WORK TO DO
Below are some records. Pull every line that contains the word "θηλυκών".
━━━━━━━━
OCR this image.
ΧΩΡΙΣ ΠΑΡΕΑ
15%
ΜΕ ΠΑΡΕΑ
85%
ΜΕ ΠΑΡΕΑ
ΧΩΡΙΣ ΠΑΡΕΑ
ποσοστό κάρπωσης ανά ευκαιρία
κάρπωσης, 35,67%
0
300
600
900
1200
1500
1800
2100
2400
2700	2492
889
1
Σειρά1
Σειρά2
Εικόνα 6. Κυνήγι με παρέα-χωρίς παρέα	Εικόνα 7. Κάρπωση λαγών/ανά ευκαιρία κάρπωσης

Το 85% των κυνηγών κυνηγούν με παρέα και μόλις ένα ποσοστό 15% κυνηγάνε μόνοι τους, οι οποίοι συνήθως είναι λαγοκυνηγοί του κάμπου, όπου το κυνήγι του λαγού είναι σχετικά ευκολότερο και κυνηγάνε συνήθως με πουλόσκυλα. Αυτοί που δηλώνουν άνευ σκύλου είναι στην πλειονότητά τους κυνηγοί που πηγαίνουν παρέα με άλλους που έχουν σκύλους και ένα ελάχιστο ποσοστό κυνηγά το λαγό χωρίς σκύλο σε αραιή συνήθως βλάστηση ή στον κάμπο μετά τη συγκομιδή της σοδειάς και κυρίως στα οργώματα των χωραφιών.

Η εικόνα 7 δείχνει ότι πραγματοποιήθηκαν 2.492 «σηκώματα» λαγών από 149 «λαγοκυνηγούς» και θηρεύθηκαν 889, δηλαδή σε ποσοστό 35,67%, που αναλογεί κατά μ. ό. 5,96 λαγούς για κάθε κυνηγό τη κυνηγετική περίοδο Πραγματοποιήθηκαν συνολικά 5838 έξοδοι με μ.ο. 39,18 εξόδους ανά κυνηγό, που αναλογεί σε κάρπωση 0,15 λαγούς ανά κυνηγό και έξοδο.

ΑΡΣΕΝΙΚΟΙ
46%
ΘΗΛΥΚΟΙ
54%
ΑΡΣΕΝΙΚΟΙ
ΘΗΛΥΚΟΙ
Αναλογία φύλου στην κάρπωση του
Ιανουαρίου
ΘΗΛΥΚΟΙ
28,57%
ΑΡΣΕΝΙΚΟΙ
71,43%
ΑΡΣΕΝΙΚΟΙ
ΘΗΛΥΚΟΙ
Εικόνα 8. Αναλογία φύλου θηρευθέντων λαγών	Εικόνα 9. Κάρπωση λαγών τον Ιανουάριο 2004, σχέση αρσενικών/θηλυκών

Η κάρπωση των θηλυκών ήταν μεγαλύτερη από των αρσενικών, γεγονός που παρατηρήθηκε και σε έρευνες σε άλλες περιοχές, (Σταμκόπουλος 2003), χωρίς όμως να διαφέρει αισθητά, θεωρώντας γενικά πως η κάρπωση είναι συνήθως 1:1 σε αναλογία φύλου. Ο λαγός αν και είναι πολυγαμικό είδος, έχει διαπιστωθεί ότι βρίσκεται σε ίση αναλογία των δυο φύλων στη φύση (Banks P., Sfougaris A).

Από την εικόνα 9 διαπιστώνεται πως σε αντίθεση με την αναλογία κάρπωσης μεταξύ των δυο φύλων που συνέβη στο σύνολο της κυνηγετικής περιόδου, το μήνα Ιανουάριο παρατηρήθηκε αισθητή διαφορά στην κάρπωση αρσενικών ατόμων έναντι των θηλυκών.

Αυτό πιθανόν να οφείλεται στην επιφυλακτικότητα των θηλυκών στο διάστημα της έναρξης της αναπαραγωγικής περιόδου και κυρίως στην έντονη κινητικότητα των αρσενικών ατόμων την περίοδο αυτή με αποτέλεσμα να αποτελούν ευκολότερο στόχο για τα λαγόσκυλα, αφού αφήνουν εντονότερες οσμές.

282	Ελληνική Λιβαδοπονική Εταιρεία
━━━━━━━━
FULL RESPONSE
Εικόνα 8. Αναλογία φύλου θηρευθέντων λαγών	Εικόνα 9. Κάρπωση λαγών τον Ιανουάριο 2004, σχέση αρσενικών/θηλυκών
Η κάρπωση των θηλυκών ήταν μεγαλύτερη από των αρσενικών, γεγονός που παρατηρήθηκε και σε έρευνες σε άλλες περιοχές, (Σταμκόπουλος 2003), χωρίς όμως να διαφέρει αισθητά, θεωρώντας γενικά πως η κάρπωση είναι συνήθως 1:1 σε αναλογία φύλου. Ο λαγός αν και είναι πολυγαμικό είδος, έχει διαπιστωθεί ότι βρίσκεται σε ίση αναλογία των δυο φύλων στη φύση (Banks P., Sfougaris A).
Από την εικόνα 9 διαπιστώνεται πως σε αντίθεση με την αναλογία κάρπωσης μεταξύ των δυο φύλων που συνέβη στο σύνολο της κυνηγετικής περιόδου, το μήνα Ιανουάριο παρατηρήθηκε αισθητή διαφορά στην κάρπωση αρσενικών ατόμων έναντι των θηλυκών.
Αυτό πιθανόν να οφείλεται στην επιφυλακτικότητα των θηλυκών στο διάστημα της έναρξης της αναπαραγωγικής περιόδου και κυρίως στην έντονη κινητικότητα των αρσενικών ατόμων την περίοδο αυτή με αποτέλεσμα να αποτελούν ευκολότερο στόχο για τα λαγόσκυλα, αφού αφήνουν εντονότερες οσμές.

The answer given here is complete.